_TASK DESCRIPTION:_
Could you print all the entries exactly?

-- INPUT ROWS start --

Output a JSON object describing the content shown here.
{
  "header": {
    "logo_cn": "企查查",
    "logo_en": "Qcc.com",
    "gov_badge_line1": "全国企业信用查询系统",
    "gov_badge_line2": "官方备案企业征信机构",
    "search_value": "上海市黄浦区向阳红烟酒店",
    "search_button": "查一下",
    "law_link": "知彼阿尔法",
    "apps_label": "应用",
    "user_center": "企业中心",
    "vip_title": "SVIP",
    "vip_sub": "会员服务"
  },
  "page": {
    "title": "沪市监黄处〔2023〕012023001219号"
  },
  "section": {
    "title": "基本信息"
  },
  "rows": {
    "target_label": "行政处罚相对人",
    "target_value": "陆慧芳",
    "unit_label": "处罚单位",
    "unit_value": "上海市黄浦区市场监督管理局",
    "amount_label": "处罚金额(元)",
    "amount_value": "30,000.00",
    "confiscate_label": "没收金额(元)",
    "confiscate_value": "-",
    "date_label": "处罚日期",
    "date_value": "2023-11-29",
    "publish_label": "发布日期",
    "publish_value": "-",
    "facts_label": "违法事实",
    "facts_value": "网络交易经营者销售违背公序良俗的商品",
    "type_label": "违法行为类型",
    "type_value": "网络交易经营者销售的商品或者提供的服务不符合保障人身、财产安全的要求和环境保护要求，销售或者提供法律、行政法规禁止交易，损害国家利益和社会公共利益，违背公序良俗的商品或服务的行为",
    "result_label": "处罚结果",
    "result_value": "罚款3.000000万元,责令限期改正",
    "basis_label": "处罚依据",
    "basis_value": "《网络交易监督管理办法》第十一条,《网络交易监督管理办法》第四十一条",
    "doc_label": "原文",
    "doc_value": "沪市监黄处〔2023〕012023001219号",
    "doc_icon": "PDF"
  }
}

-- INPUT ROWS end --

_COMPLETE OUTPUT:_
Output a JSON object describing the content shown here.
{
  "header": {
    "logo_cn": "企查查",
    "logo_en": "Qcc.com",
    "gov_badge_line1": "全国企业信用查询系统",
    "gov_badge_line2": "官方备案企业征信机构",
    "search_value": "上海市黄浦区向阳红烟酒店",
    "search_button": "查一下",
    "law_link": "知彼阿尔法",
    "apps_label": "应用",
    "user_center": "企业中心",
    "vip_title": "SVIP",
    "vip_sub": "会员服务"
  },
  "page": {
    "title": "沪市监黄处〔2023〕012023001219号"
  },
  "section": {
    "title": "基本信息"
  },
  "rows": {
    "target_label": "行政处罚相对人",
    "target_value": "陆慧芳",
    "unit_label": "处罚单位",
    "unit_value": "上海市黄浦区市场监督管理局",
    "amount_label": "处罚金额(元)",
    "amount_value": "30,000.00",
    "confiscate_label": "没收金额(元)",
    "confiscate_value": "-",
    "date_label": "处罚日期",
    "date_value": "2023-11-29",
    "publish_label": "发布日期",
    "publish_value": "-",
    "facts_label": "违法事实",
    "facts_value": "网络交易经营者销售违背公序良俗的商品",
    "type_label": "违法行为类型",
    "type_value": "网络交易经营者销售的商品或者提供的服务不符合保障人身、财产安全的要求和环境保护要求，销售或者提供法律、行政法规禁止交易，损害国家利益和社会公共利益，违背公序良俗的商品或服务的行为",
    "result_label": "处罚结果",
    "result_value": "罚款3.000000万元,责令限期改正",
    "basis_label": "处罚依据",
    "basis_value": "《网络交易监督管理办法》第十一条,《网络交易监督管理办法》第四十一条",
    "doc_label": "原文",
    "doc_value": "沪市监黄处〔2023〕012023001219号",
    "doc_icon": "PDF"
  }
}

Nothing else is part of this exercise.